## What the task asks
Check each line of the entries below for the string "prices"; copy every line where it appears.

#### Extracted records

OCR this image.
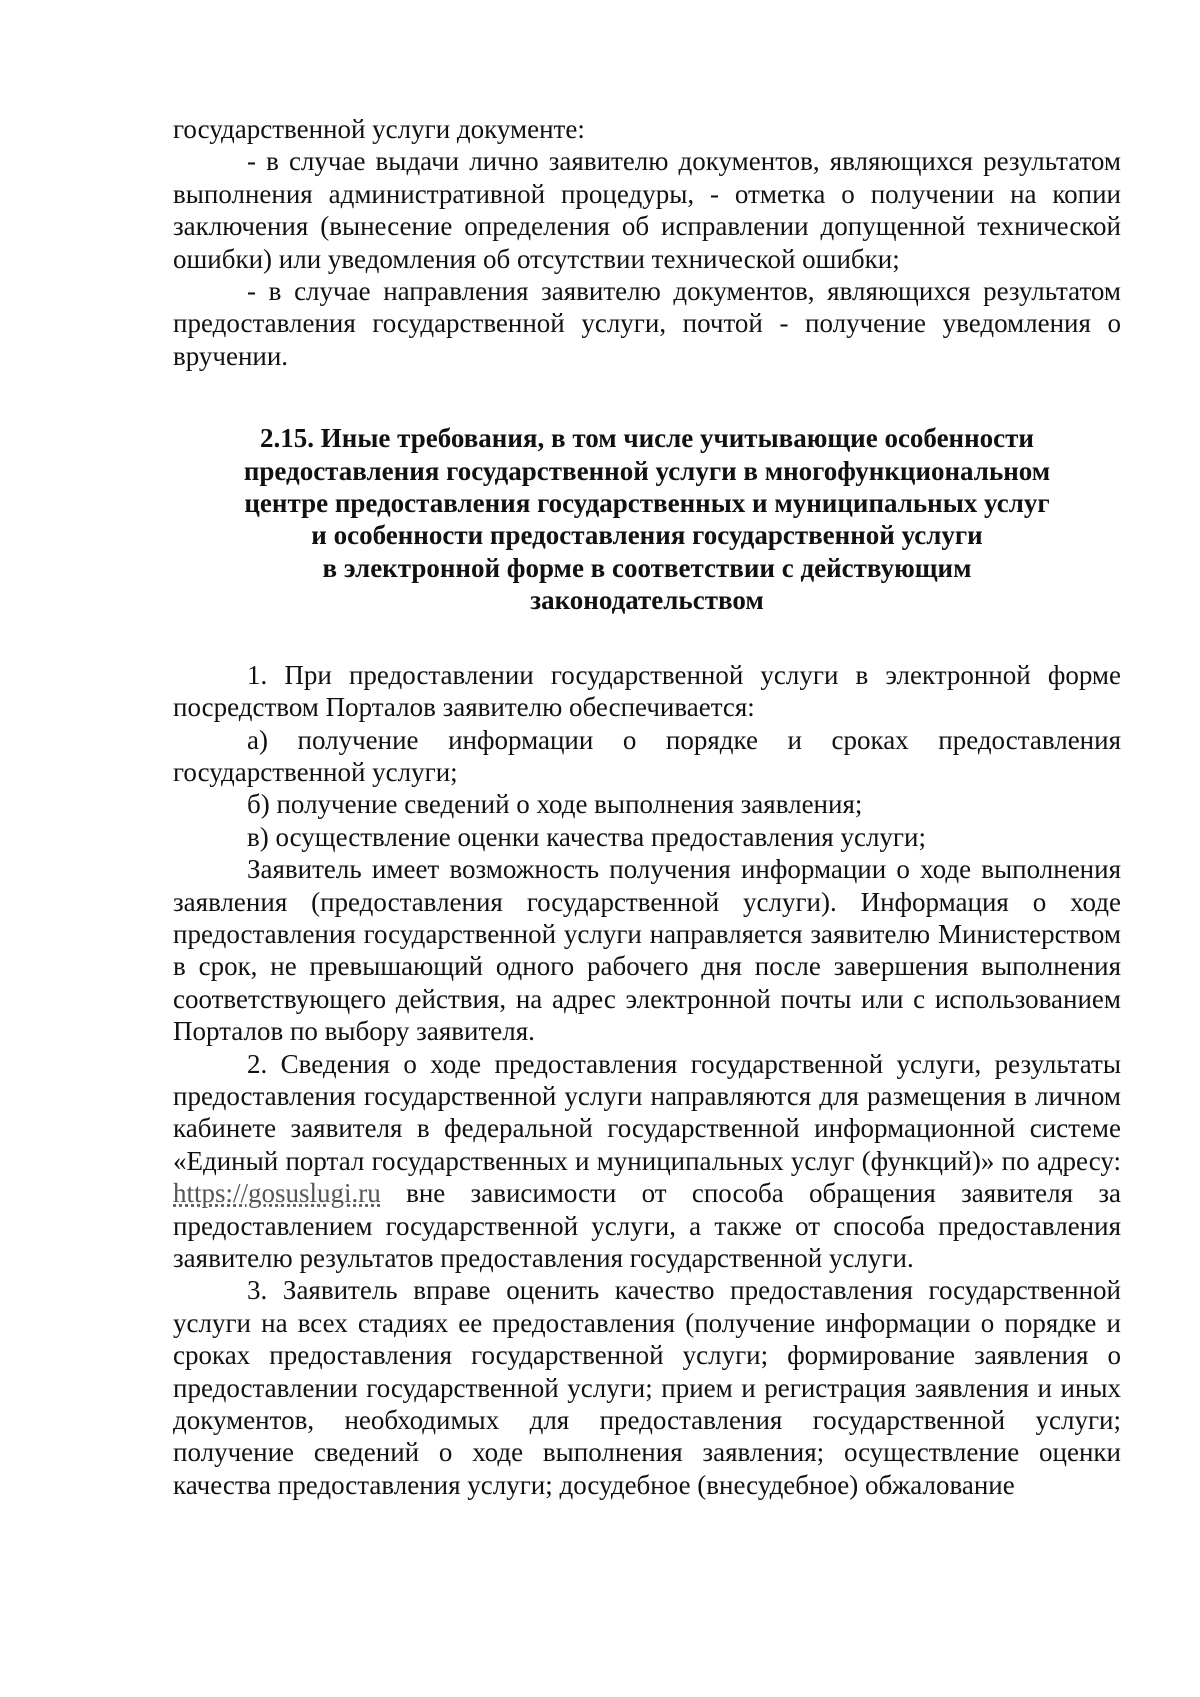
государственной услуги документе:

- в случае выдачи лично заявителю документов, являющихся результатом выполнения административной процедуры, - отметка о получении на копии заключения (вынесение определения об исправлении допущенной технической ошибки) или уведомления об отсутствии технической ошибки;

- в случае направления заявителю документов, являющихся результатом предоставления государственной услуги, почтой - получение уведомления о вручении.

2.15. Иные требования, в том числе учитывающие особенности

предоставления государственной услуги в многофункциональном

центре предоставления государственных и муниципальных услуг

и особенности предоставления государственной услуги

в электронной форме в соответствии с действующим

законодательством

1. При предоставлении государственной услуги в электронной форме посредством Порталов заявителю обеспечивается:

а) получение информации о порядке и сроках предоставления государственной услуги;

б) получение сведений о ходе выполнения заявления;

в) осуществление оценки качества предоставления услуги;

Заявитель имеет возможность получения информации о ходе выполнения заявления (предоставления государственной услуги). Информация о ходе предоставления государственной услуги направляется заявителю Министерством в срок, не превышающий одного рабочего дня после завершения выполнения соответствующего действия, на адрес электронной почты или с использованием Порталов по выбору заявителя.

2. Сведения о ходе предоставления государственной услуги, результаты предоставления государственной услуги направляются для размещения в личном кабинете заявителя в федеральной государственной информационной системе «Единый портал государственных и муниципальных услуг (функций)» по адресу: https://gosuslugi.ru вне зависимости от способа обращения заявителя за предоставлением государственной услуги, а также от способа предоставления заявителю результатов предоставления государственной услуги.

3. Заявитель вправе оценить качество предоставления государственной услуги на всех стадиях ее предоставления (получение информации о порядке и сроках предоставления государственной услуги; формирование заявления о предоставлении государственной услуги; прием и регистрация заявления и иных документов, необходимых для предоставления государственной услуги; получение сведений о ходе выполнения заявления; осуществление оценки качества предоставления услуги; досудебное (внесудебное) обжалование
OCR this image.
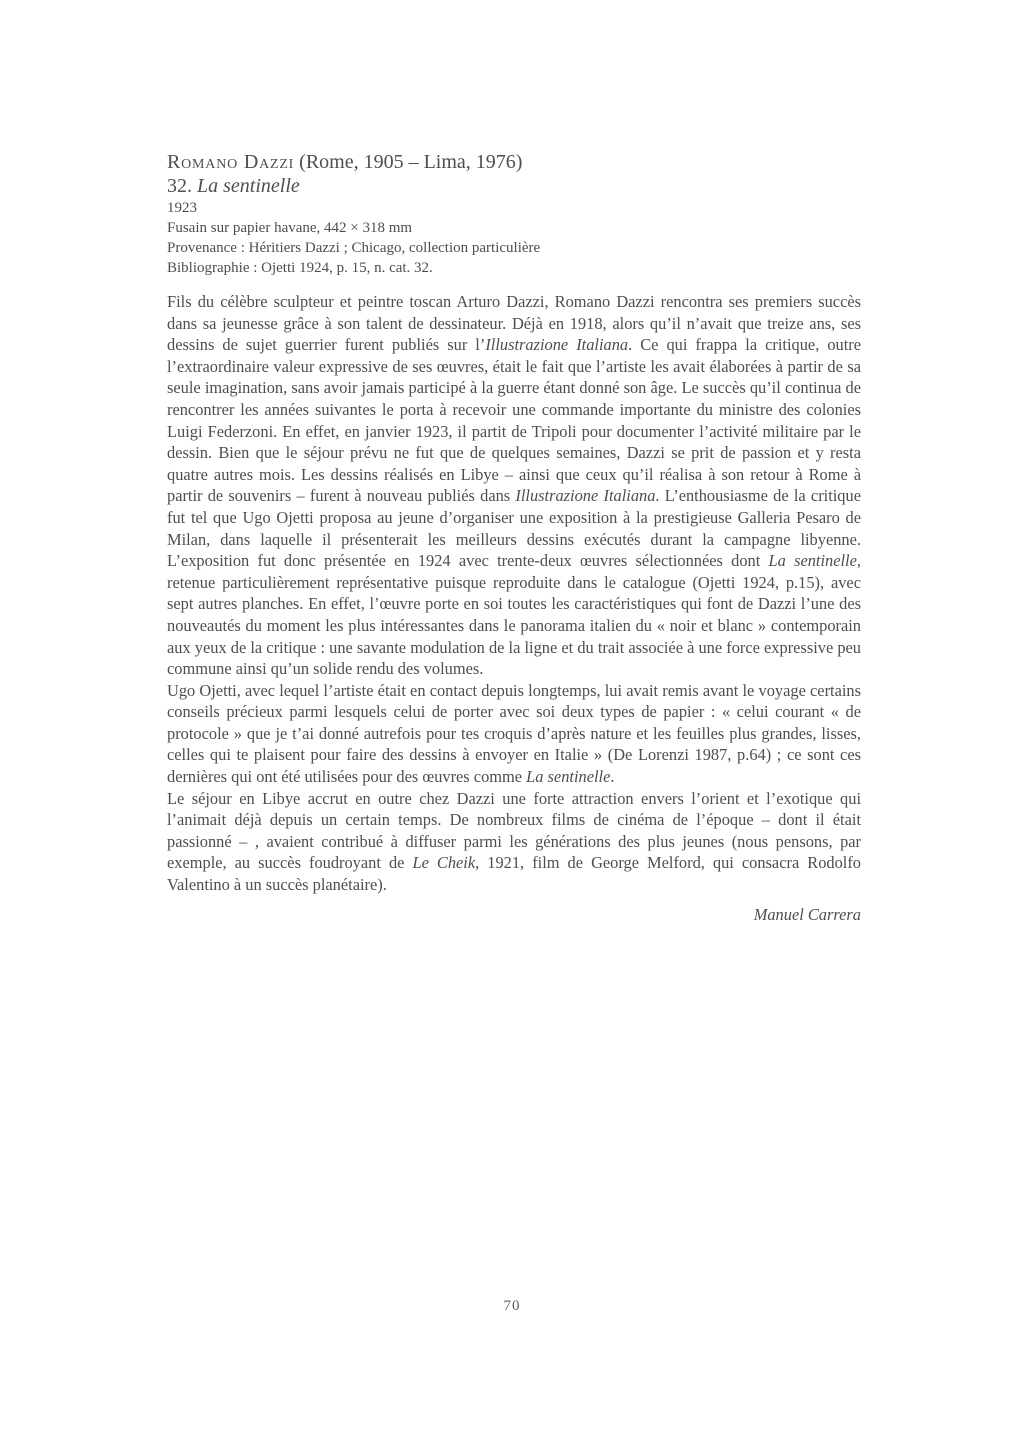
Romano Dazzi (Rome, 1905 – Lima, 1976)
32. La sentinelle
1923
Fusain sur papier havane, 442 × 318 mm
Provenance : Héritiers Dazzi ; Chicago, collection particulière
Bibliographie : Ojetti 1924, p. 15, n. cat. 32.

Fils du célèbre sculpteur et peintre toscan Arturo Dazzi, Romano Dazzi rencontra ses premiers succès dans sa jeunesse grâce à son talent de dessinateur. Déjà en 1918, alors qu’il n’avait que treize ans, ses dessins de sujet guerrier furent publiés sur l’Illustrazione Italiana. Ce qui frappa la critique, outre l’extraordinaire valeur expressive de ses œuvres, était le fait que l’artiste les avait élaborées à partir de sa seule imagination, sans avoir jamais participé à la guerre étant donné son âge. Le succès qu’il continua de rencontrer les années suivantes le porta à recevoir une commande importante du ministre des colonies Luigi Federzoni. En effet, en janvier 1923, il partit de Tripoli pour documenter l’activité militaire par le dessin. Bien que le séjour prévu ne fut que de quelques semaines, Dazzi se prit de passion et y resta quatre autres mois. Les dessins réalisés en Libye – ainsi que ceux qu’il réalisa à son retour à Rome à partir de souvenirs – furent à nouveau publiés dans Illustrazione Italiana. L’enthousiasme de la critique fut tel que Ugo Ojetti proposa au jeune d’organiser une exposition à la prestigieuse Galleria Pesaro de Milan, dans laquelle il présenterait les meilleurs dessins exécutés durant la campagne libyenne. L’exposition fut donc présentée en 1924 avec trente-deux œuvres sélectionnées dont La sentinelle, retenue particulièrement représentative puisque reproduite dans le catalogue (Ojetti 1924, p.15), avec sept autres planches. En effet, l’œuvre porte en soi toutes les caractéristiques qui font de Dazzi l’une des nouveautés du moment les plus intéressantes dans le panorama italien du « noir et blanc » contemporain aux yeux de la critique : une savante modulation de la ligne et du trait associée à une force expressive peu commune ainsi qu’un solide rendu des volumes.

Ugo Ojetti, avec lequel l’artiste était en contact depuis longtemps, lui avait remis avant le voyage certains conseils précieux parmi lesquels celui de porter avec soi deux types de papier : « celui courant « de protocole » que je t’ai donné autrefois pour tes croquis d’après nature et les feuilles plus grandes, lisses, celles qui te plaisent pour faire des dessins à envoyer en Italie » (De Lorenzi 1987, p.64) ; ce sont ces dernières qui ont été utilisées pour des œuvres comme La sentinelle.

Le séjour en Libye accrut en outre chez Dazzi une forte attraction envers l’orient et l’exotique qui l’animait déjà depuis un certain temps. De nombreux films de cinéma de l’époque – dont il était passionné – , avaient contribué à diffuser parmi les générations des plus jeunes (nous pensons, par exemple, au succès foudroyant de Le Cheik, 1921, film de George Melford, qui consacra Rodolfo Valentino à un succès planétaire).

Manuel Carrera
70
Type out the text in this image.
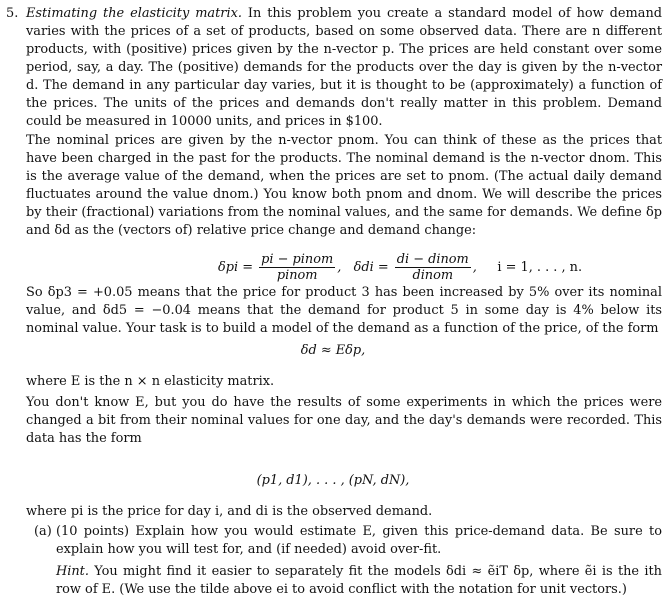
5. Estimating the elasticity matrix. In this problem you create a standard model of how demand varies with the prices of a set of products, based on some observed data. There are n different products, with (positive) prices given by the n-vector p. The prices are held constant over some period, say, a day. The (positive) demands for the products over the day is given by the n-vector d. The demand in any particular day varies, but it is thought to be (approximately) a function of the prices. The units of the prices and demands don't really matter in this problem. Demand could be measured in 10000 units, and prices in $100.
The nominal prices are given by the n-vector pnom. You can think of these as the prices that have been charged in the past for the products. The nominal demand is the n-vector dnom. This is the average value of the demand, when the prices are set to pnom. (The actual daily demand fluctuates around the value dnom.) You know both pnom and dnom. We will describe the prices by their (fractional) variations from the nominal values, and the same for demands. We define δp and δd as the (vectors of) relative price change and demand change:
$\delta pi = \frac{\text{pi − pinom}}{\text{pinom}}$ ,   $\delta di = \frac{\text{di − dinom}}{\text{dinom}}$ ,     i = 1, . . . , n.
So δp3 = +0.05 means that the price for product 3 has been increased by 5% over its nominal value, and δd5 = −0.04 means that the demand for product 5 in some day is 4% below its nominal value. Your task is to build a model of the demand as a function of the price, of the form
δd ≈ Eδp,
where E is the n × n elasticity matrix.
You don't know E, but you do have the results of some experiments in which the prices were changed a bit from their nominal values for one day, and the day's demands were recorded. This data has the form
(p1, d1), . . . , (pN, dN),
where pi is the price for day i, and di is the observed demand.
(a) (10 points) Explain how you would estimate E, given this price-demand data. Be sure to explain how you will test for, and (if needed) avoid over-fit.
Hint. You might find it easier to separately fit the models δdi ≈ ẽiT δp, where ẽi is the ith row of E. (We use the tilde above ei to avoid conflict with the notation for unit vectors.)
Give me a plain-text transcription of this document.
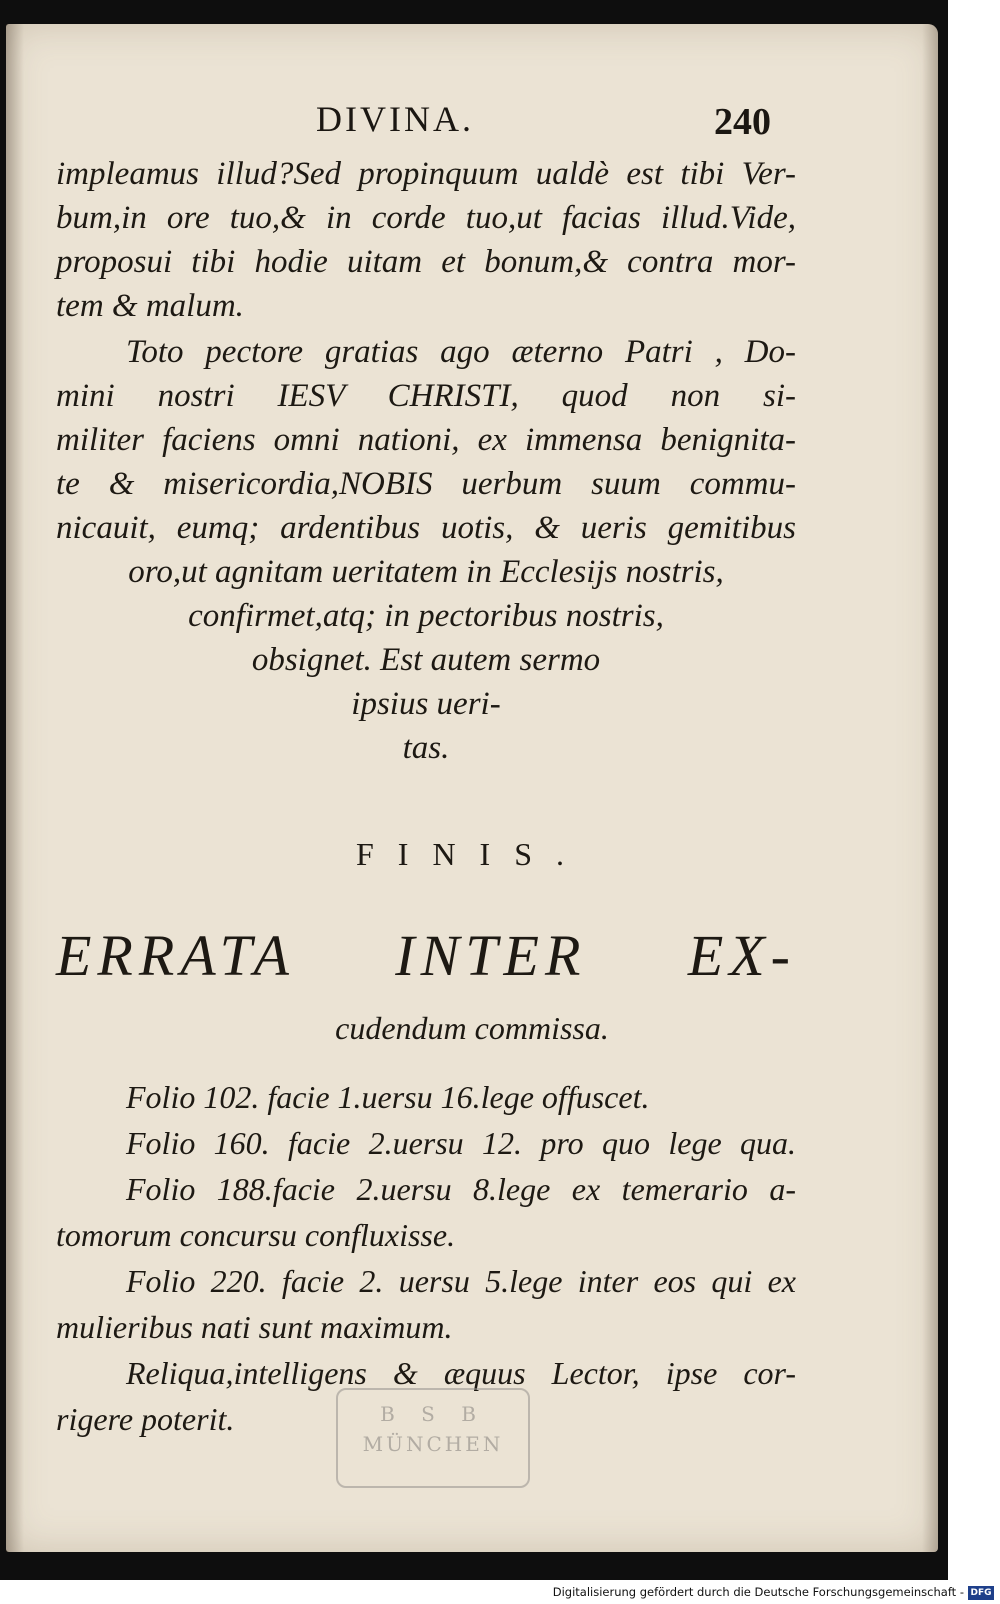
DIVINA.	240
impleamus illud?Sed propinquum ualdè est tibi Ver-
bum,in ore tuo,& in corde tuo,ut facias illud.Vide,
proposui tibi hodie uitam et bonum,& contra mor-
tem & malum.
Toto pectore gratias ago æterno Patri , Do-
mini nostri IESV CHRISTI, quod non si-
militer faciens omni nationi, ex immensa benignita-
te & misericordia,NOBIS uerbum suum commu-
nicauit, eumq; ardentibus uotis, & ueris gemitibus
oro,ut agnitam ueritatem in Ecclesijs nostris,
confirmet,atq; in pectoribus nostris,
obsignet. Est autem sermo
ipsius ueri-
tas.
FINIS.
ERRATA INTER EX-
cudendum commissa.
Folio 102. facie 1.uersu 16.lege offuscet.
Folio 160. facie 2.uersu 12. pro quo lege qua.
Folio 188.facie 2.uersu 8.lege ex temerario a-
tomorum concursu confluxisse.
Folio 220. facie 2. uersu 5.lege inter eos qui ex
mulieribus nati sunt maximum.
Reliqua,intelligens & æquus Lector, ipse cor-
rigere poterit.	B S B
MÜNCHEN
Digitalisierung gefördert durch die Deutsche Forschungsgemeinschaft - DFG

########

## Output of the task
5. Estimating the elasticity matrix. In this problem you create a standard model of how demand varies with the prices of a set of products, based on some observed data. There are n different products, with (positive) prices given by the n-vector p. The prices are held constant over some period, say, a day. The (positive) demands for the products over the day is given by the n-vector d. The demand in any particular day varies, but it is thought to be (approximately) a function of the prices. The units of the prices and demands don't really matter in this problem. Demand could be measured in 10000 units, and prices in $100.
The nominal prices are given by the n-vector pnom. You can think of these as the prices that have been charged in the past for the products. The nominal demand is the n-vector dnom. This is the average value of the demand, when the prices are set to pnom. (The actual daily demand fluctuates around the value dnom.) You know both pnom and dnom. We will describe the prices by their (fractional) variations from the nominal values, and the same for demands. We define δp and δd as the (vectors of) relative price change and demand change:
You don't know E, but you do have the results of some experiments in which the prices were changed a bit from their nominal values for one day, and the day's demands were recorded. This data has the form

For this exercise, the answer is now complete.